Task objective |
Wherever the word "Speed" shows up in a line, please copy that line.

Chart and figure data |
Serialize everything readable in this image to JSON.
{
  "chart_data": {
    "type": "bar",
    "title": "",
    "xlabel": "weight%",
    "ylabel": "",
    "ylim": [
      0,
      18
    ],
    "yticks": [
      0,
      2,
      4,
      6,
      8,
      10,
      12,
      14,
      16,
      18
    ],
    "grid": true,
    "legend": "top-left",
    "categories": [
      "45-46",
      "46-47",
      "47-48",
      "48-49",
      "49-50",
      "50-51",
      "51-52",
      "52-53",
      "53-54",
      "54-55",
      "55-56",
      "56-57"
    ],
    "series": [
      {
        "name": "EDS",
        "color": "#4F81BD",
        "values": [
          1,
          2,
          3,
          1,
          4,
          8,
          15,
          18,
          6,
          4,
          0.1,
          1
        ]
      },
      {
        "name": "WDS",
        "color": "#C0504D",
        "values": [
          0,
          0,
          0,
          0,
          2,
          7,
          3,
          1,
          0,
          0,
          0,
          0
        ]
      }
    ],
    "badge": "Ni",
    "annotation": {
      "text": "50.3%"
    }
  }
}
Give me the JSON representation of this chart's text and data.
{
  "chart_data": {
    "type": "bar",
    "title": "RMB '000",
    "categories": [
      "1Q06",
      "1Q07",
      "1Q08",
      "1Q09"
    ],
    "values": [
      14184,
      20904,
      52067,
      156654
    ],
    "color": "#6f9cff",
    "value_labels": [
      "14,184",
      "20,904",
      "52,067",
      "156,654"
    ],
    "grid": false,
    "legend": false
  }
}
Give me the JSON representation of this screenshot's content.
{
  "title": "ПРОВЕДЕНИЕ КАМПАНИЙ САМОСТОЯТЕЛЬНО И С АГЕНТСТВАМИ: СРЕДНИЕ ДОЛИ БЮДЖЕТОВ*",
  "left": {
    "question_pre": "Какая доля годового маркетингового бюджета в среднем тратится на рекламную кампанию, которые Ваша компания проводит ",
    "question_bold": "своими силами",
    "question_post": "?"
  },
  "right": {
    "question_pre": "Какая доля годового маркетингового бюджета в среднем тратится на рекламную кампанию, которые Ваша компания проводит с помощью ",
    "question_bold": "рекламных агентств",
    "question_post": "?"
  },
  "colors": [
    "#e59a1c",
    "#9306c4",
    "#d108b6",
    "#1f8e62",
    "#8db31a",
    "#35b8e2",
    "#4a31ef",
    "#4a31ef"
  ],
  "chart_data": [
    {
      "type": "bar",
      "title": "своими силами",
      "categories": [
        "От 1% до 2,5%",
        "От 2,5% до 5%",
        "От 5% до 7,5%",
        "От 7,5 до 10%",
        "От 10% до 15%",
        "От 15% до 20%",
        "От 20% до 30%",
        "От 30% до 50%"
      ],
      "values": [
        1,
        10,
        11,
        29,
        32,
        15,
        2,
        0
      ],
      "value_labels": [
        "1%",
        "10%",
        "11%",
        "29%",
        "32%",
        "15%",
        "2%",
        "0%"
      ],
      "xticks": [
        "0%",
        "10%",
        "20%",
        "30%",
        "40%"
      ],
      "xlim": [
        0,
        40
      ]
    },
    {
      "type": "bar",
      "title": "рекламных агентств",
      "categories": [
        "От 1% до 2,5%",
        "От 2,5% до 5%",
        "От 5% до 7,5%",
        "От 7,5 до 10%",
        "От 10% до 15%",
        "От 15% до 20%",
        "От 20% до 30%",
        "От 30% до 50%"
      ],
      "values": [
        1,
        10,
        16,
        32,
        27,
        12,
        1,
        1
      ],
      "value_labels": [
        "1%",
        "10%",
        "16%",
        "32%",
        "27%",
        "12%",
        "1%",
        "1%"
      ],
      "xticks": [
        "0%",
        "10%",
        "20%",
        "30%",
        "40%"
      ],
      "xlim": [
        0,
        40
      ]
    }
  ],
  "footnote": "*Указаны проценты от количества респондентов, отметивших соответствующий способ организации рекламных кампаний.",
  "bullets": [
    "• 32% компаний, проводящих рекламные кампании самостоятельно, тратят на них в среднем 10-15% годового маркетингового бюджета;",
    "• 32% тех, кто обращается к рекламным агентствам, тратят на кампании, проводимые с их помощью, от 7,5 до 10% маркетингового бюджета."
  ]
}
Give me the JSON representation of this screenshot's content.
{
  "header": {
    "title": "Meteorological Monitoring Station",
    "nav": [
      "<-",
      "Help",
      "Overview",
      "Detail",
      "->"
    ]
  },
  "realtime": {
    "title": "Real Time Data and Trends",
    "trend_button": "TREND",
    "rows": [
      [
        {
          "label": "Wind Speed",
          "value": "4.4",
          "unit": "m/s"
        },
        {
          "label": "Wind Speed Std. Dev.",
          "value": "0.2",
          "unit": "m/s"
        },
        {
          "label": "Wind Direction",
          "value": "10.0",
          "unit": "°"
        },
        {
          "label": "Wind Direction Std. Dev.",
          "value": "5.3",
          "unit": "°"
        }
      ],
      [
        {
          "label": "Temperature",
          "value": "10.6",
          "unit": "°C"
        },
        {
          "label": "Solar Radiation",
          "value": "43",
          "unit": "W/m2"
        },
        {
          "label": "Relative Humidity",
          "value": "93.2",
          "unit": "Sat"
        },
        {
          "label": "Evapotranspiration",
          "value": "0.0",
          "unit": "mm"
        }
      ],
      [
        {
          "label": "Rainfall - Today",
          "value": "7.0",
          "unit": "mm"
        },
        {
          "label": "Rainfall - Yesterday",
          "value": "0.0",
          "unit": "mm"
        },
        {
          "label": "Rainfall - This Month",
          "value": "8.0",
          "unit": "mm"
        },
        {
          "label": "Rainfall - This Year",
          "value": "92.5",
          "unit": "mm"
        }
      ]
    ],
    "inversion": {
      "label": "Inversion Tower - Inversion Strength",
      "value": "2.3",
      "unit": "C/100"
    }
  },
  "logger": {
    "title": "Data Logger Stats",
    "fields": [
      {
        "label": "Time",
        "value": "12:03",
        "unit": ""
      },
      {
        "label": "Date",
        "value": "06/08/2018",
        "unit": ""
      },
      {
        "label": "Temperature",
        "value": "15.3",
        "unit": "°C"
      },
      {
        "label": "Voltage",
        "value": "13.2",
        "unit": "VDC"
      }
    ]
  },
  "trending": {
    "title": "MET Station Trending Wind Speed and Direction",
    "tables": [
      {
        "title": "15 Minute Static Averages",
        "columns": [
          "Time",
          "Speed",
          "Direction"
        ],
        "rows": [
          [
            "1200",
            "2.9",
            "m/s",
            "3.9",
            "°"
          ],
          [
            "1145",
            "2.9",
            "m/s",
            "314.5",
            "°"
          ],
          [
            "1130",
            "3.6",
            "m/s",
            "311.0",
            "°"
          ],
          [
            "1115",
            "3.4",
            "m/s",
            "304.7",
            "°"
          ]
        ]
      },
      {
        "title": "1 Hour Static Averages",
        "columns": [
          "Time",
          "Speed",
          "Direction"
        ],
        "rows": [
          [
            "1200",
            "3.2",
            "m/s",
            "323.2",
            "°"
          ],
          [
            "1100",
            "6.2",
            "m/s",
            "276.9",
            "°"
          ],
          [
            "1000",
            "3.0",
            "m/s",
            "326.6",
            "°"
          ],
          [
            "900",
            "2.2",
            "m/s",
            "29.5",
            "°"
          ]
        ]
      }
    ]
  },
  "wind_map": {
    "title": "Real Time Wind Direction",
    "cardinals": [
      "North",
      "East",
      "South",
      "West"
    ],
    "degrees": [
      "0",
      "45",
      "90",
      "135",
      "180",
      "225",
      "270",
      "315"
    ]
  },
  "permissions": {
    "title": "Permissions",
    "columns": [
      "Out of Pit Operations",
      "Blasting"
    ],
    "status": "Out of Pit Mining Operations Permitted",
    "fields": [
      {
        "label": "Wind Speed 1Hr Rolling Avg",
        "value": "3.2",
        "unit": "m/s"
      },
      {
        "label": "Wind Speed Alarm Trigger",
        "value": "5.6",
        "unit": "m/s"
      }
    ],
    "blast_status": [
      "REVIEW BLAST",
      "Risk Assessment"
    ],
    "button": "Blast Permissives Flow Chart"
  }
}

Solved problem |
          "label": "Wind Speed",
          "label": "Wind Speed Std. Dev.",
    "title": "MET Station Trending Wind Speed and Direction",
          "Speed",
          "Speed",
        "label": "Wind Speed 1Hr Rolling Avg",
        "label": "Wind Speed Alarm Trigger",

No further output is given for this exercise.